The early history of masturbation is well-studied[202]. The first manual on masturbation was an anonymous work ascribed to one Dutchman named Bekker in 1710 (Stengers and Neck, 1984: Ch.3); he was most likely not medically trained. By no means the first[203], Tissot's Tentamen de Morbis ex Manustuprazione (1758) became the best known and most widely read medical treatise on the matter. The issue of masturbation as associated with health probably arose somewhere in the early 18th century (Fox, 1986:p18-20)[204]. Gilbert (1975)[205] argues that masturbation was used as an "all-purpose culprit" by physicians when confronted with ailments that could not be effectively treated. "To blame disease on masturbation helped resolve the tension between the expectation of patients and the level of medical knowledge". With the advance of medical knowledge in the late 19th century, children's diseases were no longer the mystery they had been in the past, and onanist explanations became less meaningful and necessary.

 

Masturbation historians only rarely addressed the issue of age and its possible implications for sexual behaviour curriculum ideologies. Elia (1987), for instance, hardly reveals a clue to curricularised attitudes to masturbation. Rousseau's attitude toward masturbation was both complex and ambiguous (Lejeune, 1974)[206]. Tissot's arguments were specific to the pedagogical implications of masturbation.

First, there is the occasional emphasis on spermatorrhoea which could not have been valuable in childhood masturbation, tough little is known about medical appraisal of ejacularche (e.g., Schoondermark (1902:p26-7)[207]. Second, numerous references to "youth" can be found as early as the 17th century, meaning everything from children to young men (e.g. Kett, 1971:p285)[208].

As Flandrin (1976:p280-3)[209] points out, the first theologist to known to express concern for the carnal sins of children was Jean de Gerson (1363-1429), praeses of the Parisian University. Until the 18th century, there is silence on the matter. Unlike during the French Enlightment, in the last quarter of the 18th century, it was said that German authors "extended" the then established risk group to include toddlers and even babies (Mortier and Colen, 1995:p834)[210]. By the 19th century, Rosenberg (1973:p136-7)[211] argues, "[n]ot even the youngest child could be presumed immune; one physician noted that even infants of eighteen months had been taught the "horrid practice" [note omitted]. Perhaps the instances of "furious masturbation" which had been observed in such infants demonstrated the power of this instinct; but the very strength of this animal attribute only underlined the need for controlling it"[212].

 

Masturbation in childhood and youth was covered by Schetsche and Schmidt (1996)[213], who distinguish four stages in the pedagogical concept of masturbation (p14-5). First (17th century), the child had to be taught that it was sexual; later, it had to be taught that it was immoral; still later, it was to be controlled as an urge; and finally (latter half 18th cent.) it could not be mentioned unless in a mystified manner.

■ **Problem set**:
1) From the passage on the history of masturbation, return the portion starting at "Masturbation historians only" and ending at "implications of masturbation.".
2) According to the passage on the history of masturbation, who was the first theologian known to express concern for the carnal sins of children?

■ **Records**:
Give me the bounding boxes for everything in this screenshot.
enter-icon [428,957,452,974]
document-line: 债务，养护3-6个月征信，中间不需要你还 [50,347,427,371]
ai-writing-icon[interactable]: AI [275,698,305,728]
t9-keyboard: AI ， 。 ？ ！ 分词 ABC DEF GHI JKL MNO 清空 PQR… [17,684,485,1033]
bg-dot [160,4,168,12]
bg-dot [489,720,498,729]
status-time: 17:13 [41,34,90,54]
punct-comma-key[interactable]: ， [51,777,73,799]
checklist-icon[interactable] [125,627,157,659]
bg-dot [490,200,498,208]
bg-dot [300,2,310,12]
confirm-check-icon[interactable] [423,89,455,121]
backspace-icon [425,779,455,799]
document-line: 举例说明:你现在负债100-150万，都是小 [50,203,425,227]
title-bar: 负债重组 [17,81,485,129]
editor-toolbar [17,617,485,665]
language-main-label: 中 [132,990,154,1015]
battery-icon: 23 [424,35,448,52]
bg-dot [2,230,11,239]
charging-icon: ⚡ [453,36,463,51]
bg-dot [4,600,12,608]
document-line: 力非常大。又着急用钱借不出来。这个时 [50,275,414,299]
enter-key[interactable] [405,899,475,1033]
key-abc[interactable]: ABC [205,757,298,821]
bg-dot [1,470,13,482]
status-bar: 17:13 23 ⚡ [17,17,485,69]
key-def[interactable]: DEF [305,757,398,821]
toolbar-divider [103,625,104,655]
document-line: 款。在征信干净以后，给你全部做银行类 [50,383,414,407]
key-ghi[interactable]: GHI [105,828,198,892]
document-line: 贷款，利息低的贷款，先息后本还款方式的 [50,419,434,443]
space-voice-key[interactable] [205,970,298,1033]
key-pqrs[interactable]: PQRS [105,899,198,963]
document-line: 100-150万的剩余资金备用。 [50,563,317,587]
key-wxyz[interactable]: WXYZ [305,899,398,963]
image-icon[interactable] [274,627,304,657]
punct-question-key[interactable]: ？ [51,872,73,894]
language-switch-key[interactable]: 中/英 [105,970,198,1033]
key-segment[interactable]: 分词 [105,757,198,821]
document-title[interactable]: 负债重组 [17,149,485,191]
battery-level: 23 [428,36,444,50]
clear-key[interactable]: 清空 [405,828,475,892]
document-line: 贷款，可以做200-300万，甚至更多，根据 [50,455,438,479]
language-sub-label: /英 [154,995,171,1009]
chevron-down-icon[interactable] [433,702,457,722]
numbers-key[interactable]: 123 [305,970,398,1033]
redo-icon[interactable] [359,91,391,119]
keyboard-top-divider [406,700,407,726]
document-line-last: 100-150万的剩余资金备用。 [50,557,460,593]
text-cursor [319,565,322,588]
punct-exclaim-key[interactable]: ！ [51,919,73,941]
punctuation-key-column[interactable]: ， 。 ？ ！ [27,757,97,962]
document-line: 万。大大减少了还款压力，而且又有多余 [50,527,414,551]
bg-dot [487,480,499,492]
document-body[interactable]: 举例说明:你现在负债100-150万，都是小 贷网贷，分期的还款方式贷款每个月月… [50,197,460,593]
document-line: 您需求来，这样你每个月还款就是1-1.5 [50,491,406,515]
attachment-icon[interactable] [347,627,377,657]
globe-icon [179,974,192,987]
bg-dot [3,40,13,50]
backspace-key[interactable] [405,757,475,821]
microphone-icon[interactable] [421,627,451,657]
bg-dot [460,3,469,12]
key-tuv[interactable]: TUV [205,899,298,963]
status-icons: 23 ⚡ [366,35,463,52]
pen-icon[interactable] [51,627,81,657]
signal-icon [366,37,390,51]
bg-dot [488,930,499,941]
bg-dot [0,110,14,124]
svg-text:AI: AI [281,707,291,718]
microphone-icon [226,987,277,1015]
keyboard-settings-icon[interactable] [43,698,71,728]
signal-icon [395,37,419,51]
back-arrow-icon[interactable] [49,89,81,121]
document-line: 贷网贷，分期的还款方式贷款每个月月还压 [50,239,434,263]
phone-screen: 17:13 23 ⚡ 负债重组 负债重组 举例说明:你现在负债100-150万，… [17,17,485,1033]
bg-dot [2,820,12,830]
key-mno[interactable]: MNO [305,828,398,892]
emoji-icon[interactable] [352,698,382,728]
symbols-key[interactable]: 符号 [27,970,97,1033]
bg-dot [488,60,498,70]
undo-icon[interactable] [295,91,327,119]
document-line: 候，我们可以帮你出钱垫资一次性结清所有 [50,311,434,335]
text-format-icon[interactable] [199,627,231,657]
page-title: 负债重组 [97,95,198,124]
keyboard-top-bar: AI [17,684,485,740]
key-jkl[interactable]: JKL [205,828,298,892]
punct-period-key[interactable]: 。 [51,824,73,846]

■ **Responses per task**:
1)
Masturbation historians only rarely addressed the issue of age and its possible implications for sexual behaviour curriculum ideologies. Elia (1987), for instance, hardly reveals a clue to curricularised attitudes to masturbation. Rousseau's attitude toward masturbation was both complex and ambiguous (Lejeune, 1974)[206]. Tissot's arguments were specific to the pedagogical implications of masturbation.

2) Jean de Gerson (1363-1429), praeses of the Parisian University.